======== MATERIAL FOR THIS EXERCISE ========

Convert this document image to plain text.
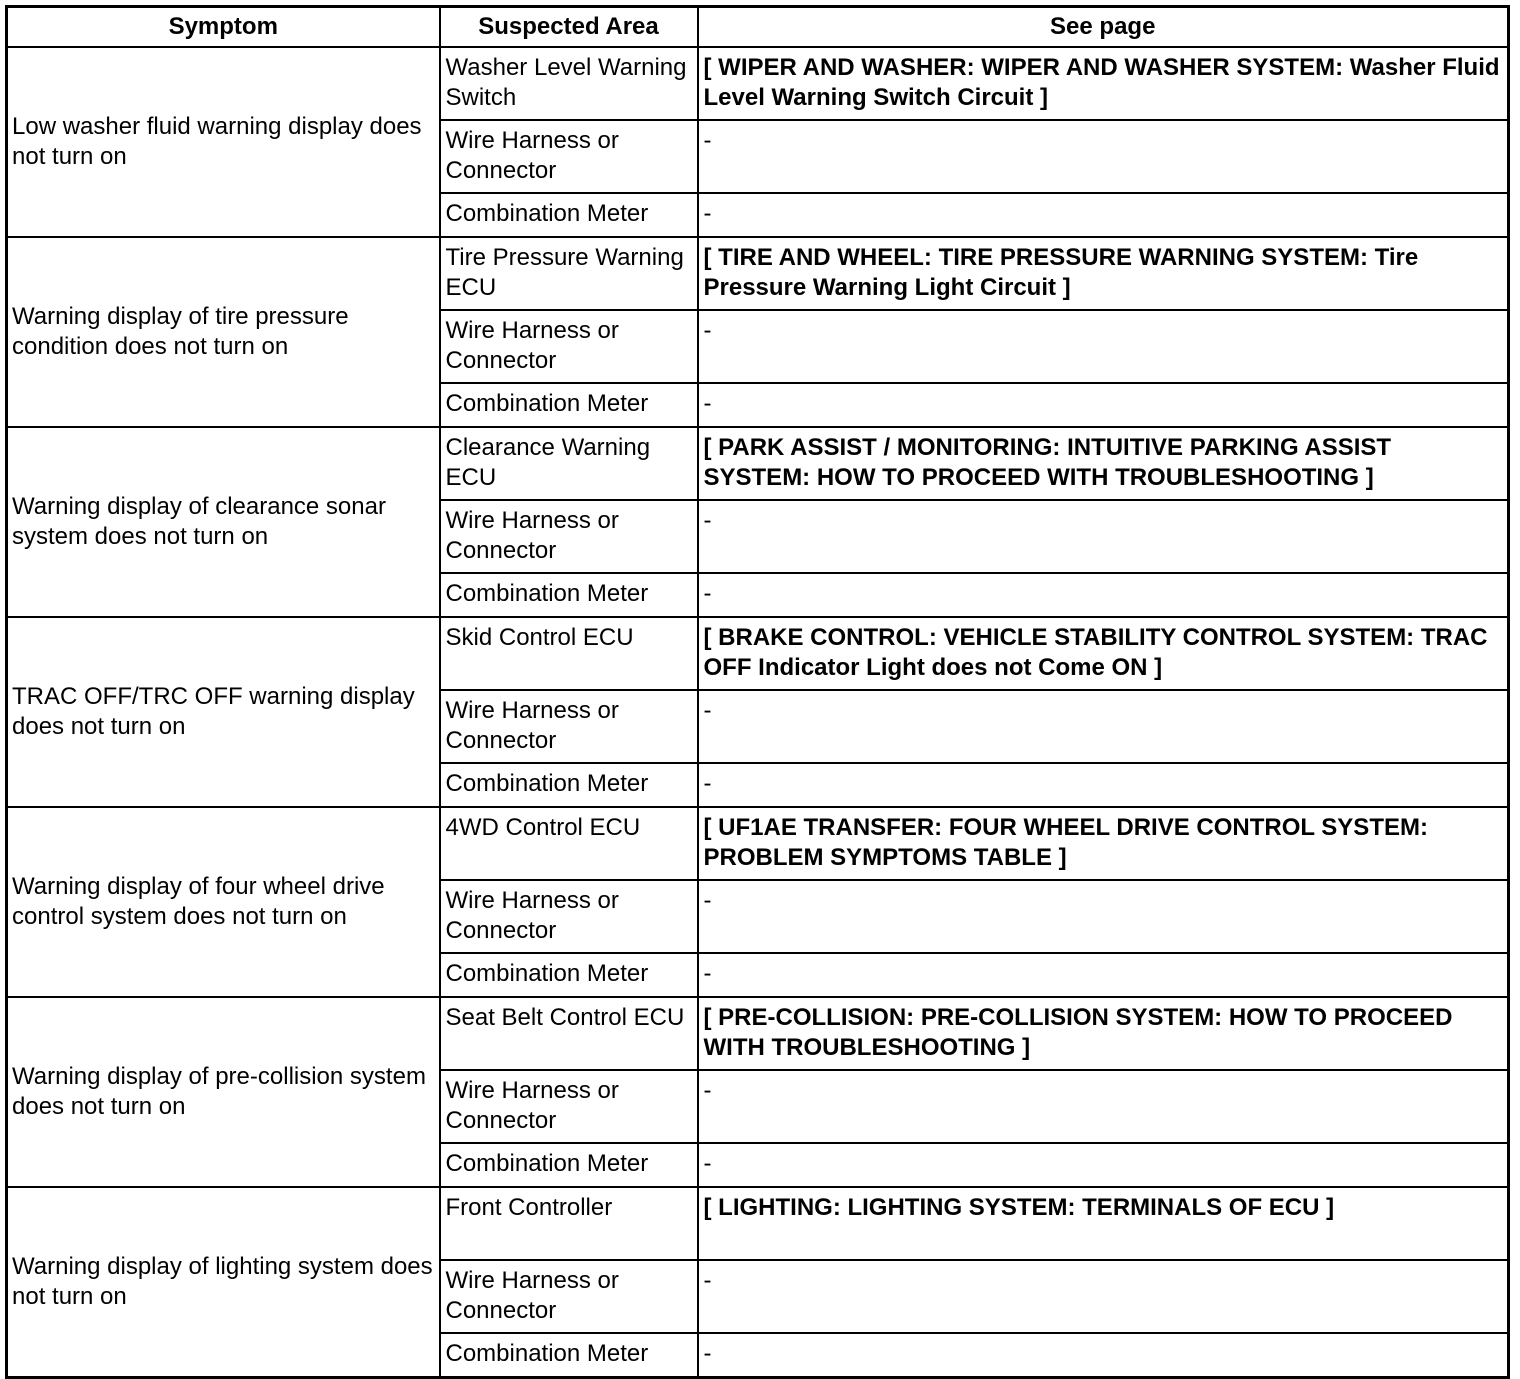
Symptom	Suspected Area	See page
Low washer fluid warning display does not turn on	Washer Level Warning Switch	[ WIPER AND WASHER: WIPER AND WASHER SYSTEM: Washer Fluid Level Warning Switch Circuit ]
	Wire Harness or Connector	-
	Combination Meter	-
Warning display of tire pressure condition does not turn on	Tire Pressure Warning ECU	[ TIRE AND WHEEL: TIRE PRESSURE WARNING SYSTEM: Tire Pressure Warning Light Circuit ]
	Wire Harness or Connector	-
	Combination Meter	-
Warning display of clearance sonar system does not turn on	Clearance Warning ECU	[ PARK ASSIST / MONITORING: INTUITIVE PARKING ASSIST SYSTEM: HOW TO PROCEED WITH TROUBLESHOOTING ]
	Wire Harness or Connector	-
	Combination Meter	-
TRAC OFF/TRC OFF warning display does not turn on	Skid Control ECU	[ BRAKE CONTROL: VEHICLE STABILITY CONTROL SYSTEM: TRAC OFF Indicator Light does not Come ON ]
	Wire Harness or Connector	-
	Combination Meter	-
Warning display of four wheel drive control system does not turn on	4WD Control ECU	[ UF1AE TRANSFER: FOUR WHEEL DRIVE CONTROL SYSTEM: PROBLEM SYMPTOMS TABLE ]
	Wire Harness or Connector	-
	Combination Meter	-
Warning display of pre-collision system does not turn on	Seat Belt Control ECU	[ PRE-COLLISION: PRE-COLLISION SYSTEM: HOW TO PROCEED WITH TROUBLESHOOTING ]
	Wire Harness or Connector	-
	Combination Meter	-
Warning display of lighting system does not turn on	Front Controller	[ LIGHTING: LIGHTING SYSTEM: TERMINALS OF ECU ]
	Wire Harness or Connector	-
	Combination Meter	-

========

** THE REQUEST **
Pictures stay out; repeat all the rest of the records exactly.

** CORRECT ANSWER **
Convert this document image to plain text.
Symptom	Suspected Area	See page
Low washer fluid warning display does not turn on	Washer Level Warning Switch	[ WIPER AND WASHER: WIPER AND WASHER SYSTEM: Washer Fluid Level Warning Switch Circuit ]
	Wire Harness or Connector	-
	Combination Meter	-
Warning display of tire pressure condition does not turn on	Tire Pressure Warning ECU	[ TIRE AND WHEEL: TIRE PRESSURE WARNING SYSTEM: Tire Pressure Warning Light Circuit ]
	Wire Harness or Connector	-
	Combination Meter	-
Warning display of clearance sonar system does not turn on	Clearance Warning ECU	[ PARK ASSIST / MONITORING: INTUITIVE PARKING ASSIST SYSTEM: HOW TO PROCEED WITH TROUBLESHOOTING ]
	Wire Harness or Connector	-
	Combination Meter	-
TRAC OFF/TRC OFF warning display does not turn on	Skid Control ECU	[ BRAKE CONTROL: VEHICLE STABILITY CONTROL SYSTEM: TRAC OFF Indicator Light does not Come ON ]
	Wire Harness or Connector	-
	Combination Meter	-
Warning display of four wheel drive control system does not turn on	4WD Control ECU	[ UF1AE TRANSFER: FOUR WHEEL DRIVE CONTROL SYSTEM: PROBLEM SYMPTOMS TABLE ]
	Wire Harness or Connector	-
	Combination Meter	-
Warning display of pre-collision system does not turn on	Seat Belt Control ECU	[ PRE-COLLISION: PRE-COLLISION SYSTEM: HOW TO PROCEED WITH TROUBLESHOOTING ]
	Wire Harness or Connector	-
	Combination Meter	-
Warning display of lighting system does not turn on	Front Controller	[ LIGHTING: LIGHTING SYSTEM: TERMINALS OF ECU ]
	Wire Harness or Connector	-
	Combination Meter	-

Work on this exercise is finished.